## Task to carry out:
Give a verbatim quotation of every record.

## Items:
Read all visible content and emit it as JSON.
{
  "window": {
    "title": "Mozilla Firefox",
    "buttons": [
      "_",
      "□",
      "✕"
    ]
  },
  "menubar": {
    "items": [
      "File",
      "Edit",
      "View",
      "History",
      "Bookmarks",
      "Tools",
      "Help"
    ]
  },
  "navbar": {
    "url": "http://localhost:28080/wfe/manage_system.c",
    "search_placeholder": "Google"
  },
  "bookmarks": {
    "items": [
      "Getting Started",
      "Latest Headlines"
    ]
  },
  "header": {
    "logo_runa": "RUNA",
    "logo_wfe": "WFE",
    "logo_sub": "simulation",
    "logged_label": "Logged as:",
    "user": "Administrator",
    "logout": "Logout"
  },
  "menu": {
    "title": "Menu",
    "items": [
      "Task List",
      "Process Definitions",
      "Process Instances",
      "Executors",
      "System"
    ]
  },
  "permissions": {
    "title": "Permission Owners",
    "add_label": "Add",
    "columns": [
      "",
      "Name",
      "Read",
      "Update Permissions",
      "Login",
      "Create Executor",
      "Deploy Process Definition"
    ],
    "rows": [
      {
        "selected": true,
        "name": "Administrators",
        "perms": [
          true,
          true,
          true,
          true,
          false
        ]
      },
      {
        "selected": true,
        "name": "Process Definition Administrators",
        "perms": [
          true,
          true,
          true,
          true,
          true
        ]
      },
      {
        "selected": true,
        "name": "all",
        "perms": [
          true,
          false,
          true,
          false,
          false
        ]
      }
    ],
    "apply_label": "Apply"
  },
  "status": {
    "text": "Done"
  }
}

## Response to this task:
Read all visible content and emit it as JSON.
{
  "window": {
    "title": "Mozilla Firefox",
    "buttons": [
      "_",
      "□",
      "✕"
    ]
  },
  "menubar": {
    "items": [
      "File",
      "Edit",
      "View",
      "History",
      "Bookmarks",
      "Tools",
      "Help"
    ]
  },
  "navbar": {
    "url": "http://localhost:28080/wfe/manage_system.c",
    "search_placeholder": "Google"
  },
  "bookmarks": {
    "items": [
      "Getting Started",
      "Latest Headlines"
    ]
  },
  "header": {
    "logo_runa": "RUNA",
    "logo_wfe": "WFE",
    "logo_sub": "simulation",
    "logged_label": "Logged as:",
    "user": "Administrator",
    "logout": "Logout"
  },
  "menu": {
    "title": "Menu",
    "items": [
      "Task List",
      "Process Definitions",
      "Process Instances",
      "Executors",
      "System"
    ]
  },
  "permissions": {
    "title": "Permission Owners",
    "add_label": "Add",
    "columns": [
      "",
      "Name",
      "Read",
      "Update Permissions",
      "Login",
      "Create Executor",
      "Deploy Process Definition"
    ],
    "rows": [
      {
        "selected": true,
        "name": "Administrators",
        "perms": [
          true,
          true,
          true,
          true,
          false
        ]
      },
      {
        "selected": true,
        "name": "Process Definition Administrators",
        "perms": [
          true,
          true,
          true,
          true,
          true
        ]
      },
      {
        "selected": true,
        "name": "all",
        "perms": [
          true,
          false,
          true,
          false,
          false
        ]
      }
    ],
    "apply_label": "Apply"
  },
  "status": {
    "text": "Done"
  }
}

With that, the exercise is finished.